***** Data shown
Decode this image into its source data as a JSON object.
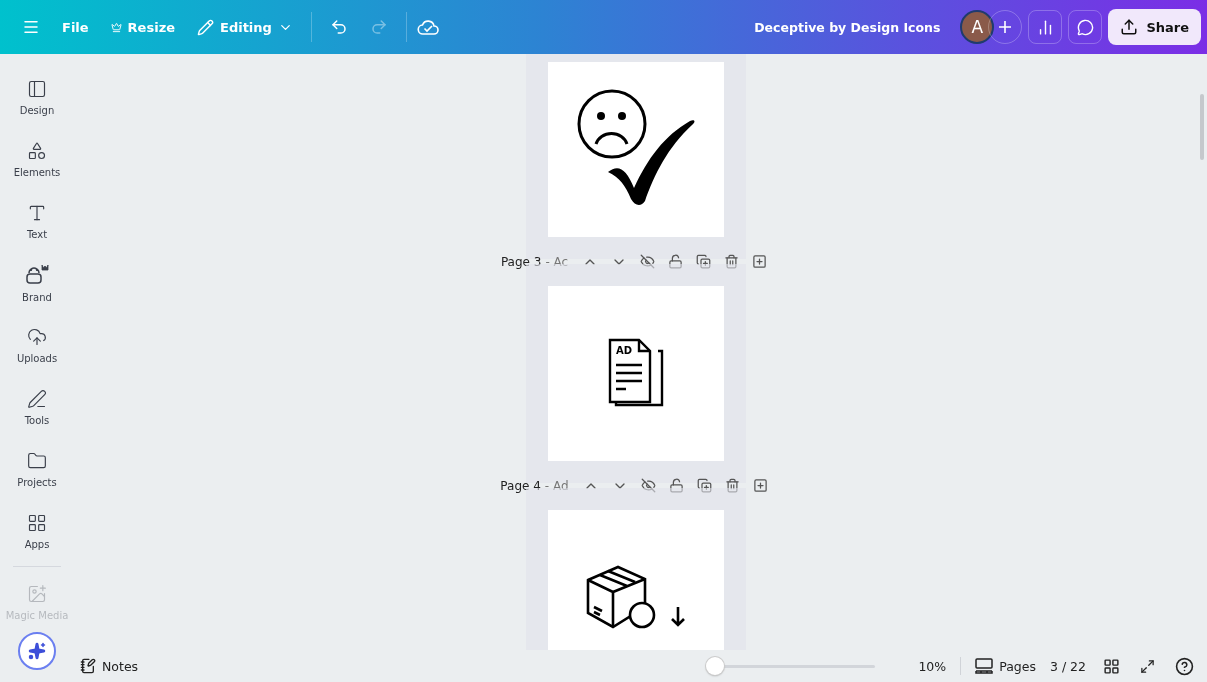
{
  "toolbar": {
    "file": "File",
    "resize": "Resize",
    "mode": "Editing",
    "undo": {
      "disabled": false
    },
    "redo": {
      "disabled": true
    },
    "title": "Deceptive by Design Icons",
    "avatar": "A",
    "share": "Share"
  },
  "sidebar": {
    "items": [
      {
        "label": "Design",
        "dimmed": false
      },
      {
        "label": "Elements",
        "dimmed": false
      },
      {
        "label": "Text",
        "dimmed": false
      },
      {
        "label": "Brand",
        "dimmed": false
      },
      {
        "label": "Uploads",
        "dimmed": false
      },
      {
        "label": "Tools",
        "dimmed": false
      },
      {
        "label": "Projects",
        "dimmed": false
      },
      {
        "label": "Apps",
        "dimmed": false
      },
      {
        "label": "Magic Media",
        "dimmed": true
      }
    ]
  },
  "pages": [
    {
      "kind": "sad-check"
    },
    {
      "title": "Page 3",
      "subtitle": "- Ac",
      "kind": "ad-document",
      "doc_text": "AD"
    },
    {
      "title": "Page 4",
      "subtitle": "- Ad",
      "kind": "box-download"
    }
  ],
  "footer": {
    "notes": "Notes",
    "zoom": {
      "level": 0.02
    },
    "zoom_reading": "10%",
    "pages": "Pages",
    "page_count": "3 / 22"
  }
}
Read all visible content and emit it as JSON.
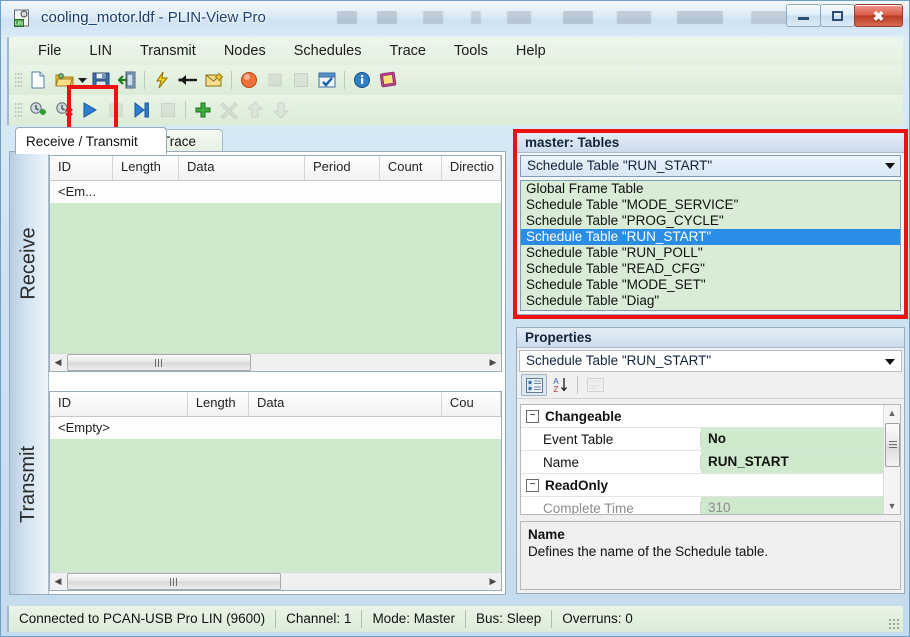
**********
- **What is required**: Pictures are excluded; copy all other data exactly as shown.

- **Output of the exercise**:
Decode this image into its source data as a JSON object.
{
  "toolbar": {
    "file": "File",
    "resize": "Resize",
    "mode": "Editing",
    "undo": {
      "disabled": false
    },
    "redo": {
      "disabled": true
    },
    "title": "Deceptive by Design Icons",
    "avatar": "A",
    "share": "Share"
  },
  "sidebar": {
    "items": [
      {
        "label": "Design",
        "dimmed": false
      },
      {
        "label": "Elements",
        "dimmed": false
      },
      {
        "label": "Text",
        "dimmed": false
      },
      {
        "label": "Brand",
        "dimmed": false
      },
      {
        "label": "Uploads",
        "dimmed": false
      },
      {
        "label": "Tools",
        "dimmed": false
      },
      {
        "label": "Projects",
        "dimmed": false
      },
      {
        "label": "Apps",
        "dimmed": false
      },
      {
        "label": "Magic Media",
        "dimmed": true
      }
    ]
  },
  "pages": [
    {
      "kind": "sad-check"
    },
    {
      "title": "Page 3",
      "subtitle": "- Ac",
      "kind": "ad-document",
      "doc_text": "AD"
    },
    {
      "title": "Page 4",
      "subtitle": "- Ad",
      "kind": "box-download"
    }
  ],
  "footer": {
    "notes": "Notes",
    "zoom": {
      "level": 0.02
    },
    "zoom_reading": "10%",
    "pages": "Pages",
    "page_count": "3 / 22"
  }
}
Read all visible content and emit it as JSON.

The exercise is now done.